-------- PROVIDED RECORDS --------

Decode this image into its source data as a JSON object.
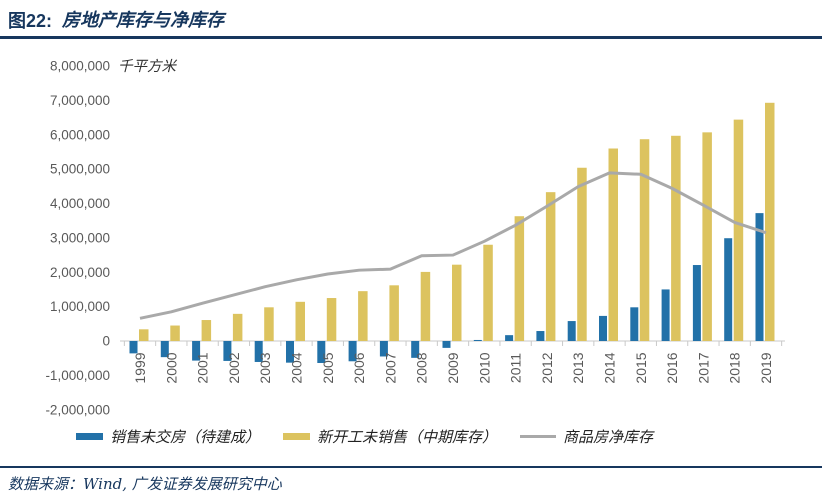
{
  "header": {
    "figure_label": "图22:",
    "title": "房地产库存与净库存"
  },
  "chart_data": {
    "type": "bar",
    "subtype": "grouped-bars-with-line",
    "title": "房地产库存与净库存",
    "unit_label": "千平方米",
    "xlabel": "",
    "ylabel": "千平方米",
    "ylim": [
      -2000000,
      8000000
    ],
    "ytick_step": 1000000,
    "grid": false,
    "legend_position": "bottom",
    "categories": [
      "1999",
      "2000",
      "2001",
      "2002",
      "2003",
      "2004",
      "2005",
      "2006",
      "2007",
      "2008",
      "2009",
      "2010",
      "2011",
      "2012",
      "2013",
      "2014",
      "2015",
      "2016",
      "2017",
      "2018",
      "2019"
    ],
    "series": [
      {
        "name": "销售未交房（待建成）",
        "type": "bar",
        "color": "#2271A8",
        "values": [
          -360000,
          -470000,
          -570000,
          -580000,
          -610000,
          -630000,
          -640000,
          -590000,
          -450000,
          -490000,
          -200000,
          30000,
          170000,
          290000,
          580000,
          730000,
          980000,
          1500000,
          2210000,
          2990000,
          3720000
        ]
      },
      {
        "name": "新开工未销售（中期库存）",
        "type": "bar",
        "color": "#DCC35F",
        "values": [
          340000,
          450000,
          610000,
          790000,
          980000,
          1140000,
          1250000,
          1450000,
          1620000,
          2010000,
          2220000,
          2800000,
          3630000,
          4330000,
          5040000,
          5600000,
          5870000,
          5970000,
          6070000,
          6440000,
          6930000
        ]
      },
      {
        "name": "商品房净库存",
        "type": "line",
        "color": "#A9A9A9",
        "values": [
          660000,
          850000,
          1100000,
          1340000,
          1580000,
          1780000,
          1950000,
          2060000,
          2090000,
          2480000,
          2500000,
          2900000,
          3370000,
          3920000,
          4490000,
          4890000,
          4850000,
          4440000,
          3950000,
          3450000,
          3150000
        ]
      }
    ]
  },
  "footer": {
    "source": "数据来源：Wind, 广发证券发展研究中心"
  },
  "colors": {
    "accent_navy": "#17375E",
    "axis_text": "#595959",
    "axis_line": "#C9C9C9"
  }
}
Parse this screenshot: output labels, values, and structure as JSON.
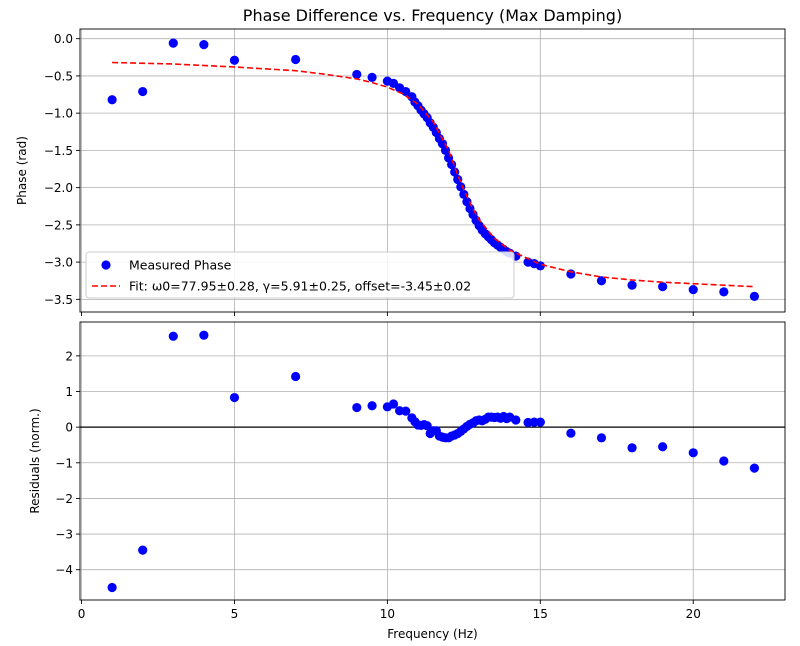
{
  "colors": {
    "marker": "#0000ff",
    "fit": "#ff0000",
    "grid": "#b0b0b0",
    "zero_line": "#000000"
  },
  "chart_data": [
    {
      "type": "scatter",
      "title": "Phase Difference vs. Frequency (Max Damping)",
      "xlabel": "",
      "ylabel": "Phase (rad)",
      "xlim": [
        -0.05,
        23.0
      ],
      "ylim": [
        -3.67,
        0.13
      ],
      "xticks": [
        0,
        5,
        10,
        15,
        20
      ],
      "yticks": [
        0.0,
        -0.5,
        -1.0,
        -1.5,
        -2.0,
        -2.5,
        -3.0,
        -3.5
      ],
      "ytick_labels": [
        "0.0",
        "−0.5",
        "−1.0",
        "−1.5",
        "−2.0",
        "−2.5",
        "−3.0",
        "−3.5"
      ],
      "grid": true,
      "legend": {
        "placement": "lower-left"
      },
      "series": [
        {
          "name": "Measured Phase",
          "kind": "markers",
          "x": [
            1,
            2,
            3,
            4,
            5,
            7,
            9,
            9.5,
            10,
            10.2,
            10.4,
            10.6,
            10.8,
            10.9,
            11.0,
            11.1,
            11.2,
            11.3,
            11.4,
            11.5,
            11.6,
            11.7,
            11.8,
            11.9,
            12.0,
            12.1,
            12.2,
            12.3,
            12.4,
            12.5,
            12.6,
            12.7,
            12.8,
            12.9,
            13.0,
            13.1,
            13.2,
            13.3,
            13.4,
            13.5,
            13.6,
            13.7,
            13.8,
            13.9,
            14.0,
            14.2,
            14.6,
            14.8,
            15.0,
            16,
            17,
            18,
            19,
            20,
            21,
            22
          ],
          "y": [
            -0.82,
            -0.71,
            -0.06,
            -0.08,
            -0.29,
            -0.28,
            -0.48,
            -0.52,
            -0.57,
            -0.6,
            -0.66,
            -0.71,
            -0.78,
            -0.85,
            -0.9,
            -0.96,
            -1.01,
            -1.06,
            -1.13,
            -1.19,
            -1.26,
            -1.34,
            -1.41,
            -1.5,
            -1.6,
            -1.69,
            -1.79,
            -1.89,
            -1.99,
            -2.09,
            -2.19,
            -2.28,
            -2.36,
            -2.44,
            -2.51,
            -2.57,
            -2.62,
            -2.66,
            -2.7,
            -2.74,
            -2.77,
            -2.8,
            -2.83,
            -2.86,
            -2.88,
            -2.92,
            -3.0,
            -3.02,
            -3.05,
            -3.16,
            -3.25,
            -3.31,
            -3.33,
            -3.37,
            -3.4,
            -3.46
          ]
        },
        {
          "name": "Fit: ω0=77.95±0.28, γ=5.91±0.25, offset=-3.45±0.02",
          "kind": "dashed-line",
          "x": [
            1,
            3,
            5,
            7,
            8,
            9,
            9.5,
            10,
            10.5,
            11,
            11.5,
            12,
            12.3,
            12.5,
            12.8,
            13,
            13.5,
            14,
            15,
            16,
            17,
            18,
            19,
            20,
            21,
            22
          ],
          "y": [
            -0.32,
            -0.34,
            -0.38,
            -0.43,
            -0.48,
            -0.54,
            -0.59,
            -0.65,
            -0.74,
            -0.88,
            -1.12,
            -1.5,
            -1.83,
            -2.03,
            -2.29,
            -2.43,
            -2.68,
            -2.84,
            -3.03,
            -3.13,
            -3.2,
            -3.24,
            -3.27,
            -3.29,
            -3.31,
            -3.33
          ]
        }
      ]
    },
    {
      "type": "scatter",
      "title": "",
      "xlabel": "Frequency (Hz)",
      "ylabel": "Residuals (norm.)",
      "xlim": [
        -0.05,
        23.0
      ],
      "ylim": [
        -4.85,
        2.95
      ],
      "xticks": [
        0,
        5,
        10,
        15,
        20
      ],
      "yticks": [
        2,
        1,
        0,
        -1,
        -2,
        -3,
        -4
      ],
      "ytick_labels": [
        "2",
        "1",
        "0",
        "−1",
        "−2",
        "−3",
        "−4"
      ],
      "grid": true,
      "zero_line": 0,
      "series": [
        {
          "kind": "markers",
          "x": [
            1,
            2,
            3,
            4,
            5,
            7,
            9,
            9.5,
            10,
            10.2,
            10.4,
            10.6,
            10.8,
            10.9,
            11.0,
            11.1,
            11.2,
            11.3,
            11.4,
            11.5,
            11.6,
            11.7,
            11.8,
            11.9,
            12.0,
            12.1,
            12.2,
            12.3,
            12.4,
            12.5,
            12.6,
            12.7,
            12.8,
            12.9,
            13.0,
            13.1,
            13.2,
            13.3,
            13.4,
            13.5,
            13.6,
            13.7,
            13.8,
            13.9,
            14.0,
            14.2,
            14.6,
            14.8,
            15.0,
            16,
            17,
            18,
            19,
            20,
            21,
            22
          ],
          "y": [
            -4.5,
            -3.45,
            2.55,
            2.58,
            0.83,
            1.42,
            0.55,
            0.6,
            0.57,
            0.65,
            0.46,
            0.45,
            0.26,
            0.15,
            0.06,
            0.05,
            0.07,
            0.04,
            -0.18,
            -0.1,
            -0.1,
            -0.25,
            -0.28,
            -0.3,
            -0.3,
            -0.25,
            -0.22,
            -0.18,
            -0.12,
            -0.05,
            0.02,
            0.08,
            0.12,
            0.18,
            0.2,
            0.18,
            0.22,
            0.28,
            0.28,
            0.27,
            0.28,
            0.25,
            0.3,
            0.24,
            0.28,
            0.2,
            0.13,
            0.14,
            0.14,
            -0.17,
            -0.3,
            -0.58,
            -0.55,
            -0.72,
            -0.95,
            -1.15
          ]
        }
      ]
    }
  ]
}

--------

### [WRITTEN EXERCISE]
Say how many lines in the records hold the string "ylabel", and say nothing else.

### [EXERCISE RESULT]
3